**Problem to work on**
Look through the records below and collect all lines that hold the string "verschieden".

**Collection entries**

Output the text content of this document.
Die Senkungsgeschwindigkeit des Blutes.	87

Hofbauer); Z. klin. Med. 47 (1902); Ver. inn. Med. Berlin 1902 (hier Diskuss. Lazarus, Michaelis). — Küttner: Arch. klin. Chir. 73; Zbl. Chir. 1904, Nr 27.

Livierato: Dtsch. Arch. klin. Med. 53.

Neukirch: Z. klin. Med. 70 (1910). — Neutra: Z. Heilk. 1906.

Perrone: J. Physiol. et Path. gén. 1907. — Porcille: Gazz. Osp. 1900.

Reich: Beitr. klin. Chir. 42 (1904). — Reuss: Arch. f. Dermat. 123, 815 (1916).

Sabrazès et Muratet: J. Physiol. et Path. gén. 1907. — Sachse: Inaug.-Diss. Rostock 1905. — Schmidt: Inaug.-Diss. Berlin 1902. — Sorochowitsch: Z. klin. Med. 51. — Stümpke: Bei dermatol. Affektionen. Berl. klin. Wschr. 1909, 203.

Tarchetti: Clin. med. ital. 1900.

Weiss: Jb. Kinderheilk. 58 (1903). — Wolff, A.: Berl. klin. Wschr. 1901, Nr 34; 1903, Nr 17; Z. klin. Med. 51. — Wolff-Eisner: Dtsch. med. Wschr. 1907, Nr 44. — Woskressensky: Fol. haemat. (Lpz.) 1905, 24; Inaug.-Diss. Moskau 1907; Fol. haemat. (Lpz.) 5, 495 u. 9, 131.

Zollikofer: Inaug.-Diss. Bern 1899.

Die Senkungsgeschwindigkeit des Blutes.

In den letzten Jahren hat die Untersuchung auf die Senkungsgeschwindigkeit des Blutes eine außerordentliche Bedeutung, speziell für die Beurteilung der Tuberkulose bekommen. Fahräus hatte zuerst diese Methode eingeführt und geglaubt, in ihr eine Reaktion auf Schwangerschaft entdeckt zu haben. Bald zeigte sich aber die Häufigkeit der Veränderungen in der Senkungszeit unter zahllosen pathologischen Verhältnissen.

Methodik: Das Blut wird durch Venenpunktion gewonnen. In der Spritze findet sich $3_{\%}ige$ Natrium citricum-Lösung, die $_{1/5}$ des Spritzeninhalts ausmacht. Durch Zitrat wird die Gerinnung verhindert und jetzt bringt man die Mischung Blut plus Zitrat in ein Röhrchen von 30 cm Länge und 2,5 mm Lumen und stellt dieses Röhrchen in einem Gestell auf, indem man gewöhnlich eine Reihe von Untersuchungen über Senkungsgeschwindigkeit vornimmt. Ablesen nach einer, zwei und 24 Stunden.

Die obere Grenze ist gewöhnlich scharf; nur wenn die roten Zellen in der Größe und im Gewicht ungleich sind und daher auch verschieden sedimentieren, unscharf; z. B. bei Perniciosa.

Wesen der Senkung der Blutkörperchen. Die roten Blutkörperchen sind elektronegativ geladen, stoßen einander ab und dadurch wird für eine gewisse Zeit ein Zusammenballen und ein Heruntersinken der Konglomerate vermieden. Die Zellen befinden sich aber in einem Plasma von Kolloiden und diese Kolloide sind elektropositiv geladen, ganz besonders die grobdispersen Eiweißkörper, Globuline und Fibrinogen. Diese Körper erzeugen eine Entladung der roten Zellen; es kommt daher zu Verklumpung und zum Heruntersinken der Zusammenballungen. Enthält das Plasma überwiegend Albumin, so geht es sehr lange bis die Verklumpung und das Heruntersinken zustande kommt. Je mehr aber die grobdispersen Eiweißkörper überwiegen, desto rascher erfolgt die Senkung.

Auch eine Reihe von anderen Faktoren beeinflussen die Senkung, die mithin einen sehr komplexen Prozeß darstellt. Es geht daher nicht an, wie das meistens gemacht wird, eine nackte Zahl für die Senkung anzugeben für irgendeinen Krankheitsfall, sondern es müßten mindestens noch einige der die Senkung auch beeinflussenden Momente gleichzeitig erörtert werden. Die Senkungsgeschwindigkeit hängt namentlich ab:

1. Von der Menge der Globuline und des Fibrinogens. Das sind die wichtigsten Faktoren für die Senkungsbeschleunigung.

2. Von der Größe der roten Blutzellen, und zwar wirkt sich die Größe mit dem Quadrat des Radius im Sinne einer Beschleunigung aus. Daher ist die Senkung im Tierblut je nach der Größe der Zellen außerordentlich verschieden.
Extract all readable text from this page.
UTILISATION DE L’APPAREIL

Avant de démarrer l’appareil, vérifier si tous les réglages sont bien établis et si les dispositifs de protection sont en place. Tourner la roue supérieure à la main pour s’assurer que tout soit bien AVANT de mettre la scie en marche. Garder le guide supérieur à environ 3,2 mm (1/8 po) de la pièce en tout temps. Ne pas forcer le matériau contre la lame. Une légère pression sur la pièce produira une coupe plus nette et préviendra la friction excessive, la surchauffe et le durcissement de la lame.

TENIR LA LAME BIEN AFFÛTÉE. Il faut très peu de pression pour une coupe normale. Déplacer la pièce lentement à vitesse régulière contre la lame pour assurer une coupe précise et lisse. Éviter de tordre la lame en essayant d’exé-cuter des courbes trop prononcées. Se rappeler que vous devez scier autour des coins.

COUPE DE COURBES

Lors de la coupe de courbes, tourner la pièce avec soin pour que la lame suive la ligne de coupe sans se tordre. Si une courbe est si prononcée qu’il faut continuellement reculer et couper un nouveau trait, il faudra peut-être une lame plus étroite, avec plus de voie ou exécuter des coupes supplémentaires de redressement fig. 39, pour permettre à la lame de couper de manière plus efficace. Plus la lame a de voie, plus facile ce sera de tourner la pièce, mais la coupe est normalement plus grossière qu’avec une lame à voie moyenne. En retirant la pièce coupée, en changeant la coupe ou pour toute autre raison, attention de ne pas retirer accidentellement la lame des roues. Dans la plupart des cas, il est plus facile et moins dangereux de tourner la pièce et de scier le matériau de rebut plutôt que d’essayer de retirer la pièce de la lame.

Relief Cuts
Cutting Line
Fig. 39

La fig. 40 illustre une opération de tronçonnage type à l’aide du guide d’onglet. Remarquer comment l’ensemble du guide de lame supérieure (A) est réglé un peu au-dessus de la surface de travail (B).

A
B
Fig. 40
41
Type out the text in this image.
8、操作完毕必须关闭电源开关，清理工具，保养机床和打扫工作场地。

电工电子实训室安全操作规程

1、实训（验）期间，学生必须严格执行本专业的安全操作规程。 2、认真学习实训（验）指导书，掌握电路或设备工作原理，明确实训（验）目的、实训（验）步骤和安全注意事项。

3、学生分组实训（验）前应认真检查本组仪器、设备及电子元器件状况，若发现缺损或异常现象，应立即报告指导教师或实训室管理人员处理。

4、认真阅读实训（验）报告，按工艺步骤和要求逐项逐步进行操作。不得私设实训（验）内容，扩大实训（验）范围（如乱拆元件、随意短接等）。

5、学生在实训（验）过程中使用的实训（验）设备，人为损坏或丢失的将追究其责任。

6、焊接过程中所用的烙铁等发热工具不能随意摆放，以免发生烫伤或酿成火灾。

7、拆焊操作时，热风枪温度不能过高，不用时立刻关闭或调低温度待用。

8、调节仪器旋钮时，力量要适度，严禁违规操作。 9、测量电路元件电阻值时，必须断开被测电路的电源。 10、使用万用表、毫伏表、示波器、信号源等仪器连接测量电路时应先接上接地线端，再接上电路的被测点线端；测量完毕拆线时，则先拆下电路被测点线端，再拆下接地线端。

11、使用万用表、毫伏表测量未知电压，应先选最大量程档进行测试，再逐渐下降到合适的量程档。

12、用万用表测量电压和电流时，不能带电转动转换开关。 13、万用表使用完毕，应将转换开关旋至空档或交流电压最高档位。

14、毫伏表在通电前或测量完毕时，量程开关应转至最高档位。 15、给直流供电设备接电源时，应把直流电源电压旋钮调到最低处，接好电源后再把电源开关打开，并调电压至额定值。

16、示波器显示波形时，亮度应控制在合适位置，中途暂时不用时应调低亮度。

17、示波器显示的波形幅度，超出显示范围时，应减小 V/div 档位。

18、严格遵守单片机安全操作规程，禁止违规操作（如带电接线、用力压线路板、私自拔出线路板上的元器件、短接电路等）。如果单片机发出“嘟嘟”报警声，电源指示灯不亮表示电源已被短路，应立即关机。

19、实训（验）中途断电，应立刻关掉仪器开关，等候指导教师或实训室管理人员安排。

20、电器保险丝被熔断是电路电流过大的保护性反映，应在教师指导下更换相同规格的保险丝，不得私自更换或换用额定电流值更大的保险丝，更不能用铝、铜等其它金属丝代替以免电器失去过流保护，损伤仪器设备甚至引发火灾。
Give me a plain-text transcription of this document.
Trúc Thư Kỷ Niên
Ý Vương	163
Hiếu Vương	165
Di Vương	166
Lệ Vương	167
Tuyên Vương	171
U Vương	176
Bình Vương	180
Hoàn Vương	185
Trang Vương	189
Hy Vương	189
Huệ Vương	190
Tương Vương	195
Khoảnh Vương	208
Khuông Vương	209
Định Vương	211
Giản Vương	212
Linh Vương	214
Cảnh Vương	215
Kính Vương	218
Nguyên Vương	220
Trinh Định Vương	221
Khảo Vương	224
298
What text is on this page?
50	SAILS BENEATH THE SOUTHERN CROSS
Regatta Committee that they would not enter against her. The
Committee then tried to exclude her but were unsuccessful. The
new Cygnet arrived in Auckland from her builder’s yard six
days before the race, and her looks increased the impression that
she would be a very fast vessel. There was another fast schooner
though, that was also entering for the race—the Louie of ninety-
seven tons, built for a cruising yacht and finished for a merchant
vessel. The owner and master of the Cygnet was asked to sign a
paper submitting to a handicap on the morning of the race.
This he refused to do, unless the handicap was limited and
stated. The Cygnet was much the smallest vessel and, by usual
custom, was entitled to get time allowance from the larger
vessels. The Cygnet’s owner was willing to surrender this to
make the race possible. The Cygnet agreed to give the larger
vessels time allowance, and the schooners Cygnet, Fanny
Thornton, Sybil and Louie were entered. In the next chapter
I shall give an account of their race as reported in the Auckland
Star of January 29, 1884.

**Final result**
Die obere Grenze ist gewöhnlich scharf; nur wenn die roten Zellen in der Größe und im Gewicht ungleich sind und daher auch verschieden sedimentieren, unscharf; z. B. bei Perniciosa.
2. Von der Größe der roten Blutzellen, und zwar wirkt sich die Größe mit dem Quadrat des Radius im Sinne einer Beschleunigung aus. Daher ist die Senkung im Tierblut je nach der Größe der Zellen außerordentlich verschieden.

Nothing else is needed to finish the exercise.